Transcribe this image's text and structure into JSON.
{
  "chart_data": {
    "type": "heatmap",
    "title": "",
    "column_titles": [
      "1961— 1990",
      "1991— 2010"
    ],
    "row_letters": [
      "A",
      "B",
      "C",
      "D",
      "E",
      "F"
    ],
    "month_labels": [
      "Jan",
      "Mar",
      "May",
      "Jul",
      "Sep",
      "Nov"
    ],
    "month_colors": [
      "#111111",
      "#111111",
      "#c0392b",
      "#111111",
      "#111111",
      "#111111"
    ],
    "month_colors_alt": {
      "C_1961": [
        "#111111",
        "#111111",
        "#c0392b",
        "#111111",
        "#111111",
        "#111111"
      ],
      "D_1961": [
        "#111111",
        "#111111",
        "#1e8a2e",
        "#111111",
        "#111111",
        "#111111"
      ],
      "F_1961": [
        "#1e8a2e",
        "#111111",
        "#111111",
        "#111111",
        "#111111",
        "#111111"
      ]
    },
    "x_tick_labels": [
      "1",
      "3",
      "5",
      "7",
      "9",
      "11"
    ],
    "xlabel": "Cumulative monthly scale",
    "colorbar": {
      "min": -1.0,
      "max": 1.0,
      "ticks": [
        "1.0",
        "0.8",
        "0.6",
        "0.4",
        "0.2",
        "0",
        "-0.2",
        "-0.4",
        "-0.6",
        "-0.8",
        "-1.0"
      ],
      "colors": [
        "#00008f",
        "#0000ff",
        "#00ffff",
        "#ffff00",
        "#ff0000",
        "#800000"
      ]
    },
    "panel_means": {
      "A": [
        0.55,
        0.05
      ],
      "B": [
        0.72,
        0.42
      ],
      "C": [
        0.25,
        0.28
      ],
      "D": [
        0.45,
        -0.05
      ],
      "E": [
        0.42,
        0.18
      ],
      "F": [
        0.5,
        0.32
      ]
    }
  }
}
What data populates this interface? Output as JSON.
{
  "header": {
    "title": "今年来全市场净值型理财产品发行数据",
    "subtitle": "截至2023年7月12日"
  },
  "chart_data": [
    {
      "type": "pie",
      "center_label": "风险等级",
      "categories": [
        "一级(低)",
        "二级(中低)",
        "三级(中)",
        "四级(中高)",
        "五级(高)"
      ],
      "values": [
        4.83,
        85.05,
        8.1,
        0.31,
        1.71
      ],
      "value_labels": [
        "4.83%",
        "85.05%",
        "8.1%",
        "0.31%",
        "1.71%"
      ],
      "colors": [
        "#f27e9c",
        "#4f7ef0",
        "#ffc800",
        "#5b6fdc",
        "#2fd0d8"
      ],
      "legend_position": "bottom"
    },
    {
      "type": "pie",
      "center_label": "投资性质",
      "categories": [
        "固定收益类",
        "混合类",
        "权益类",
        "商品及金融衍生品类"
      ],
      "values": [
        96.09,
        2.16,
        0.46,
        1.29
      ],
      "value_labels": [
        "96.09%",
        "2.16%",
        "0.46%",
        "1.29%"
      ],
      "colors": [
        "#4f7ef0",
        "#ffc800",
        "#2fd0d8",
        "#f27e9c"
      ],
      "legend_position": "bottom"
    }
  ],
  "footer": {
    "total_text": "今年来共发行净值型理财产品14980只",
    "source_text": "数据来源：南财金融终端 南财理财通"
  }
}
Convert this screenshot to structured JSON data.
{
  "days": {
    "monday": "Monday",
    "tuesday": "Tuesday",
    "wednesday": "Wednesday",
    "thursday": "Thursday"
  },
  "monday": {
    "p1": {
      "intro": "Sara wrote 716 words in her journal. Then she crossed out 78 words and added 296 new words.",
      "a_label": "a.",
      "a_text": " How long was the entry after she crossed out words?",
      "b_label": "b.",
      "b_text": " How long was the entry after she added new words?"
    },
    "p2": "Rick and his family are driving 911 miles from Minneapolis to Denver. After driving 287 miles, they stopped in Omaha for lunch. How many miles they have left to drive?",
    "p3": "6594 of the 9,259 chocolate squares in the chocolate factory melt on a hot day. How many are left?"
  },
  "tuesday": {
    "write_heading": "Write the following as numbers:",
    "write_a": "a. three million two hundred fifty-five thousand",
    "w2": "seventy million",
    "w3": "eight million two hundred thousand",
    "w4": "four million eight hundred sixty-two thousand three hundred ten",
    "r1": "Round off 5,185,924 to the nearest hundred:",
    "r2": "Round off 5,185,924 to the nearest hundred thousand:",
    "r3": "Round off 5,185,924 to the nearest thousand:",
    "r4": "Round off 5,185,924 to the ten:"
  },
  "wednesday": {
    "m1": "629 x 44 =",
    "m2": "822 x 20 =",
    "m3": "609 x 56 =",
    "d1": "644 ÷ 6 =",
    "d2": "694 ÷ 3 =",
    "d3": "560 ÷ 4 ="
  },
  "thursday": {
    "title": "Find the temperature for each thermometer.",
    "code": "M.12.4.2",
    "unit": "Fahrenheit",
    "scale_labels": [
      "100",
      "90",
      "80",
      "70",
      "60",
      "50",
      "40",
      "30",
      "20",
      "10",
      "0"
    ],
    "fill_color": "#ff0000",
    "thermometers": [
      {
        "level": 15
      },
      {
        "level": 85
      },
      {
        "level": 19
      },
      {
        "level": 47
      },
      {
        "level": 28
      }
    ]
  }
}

• Directive
Find the lines that include the string "long", then copy each of them.

• Correct response
      "a_text": " How long was the entry after she crossed out words?",
      "b_text": " How long was the entry after she added new words?"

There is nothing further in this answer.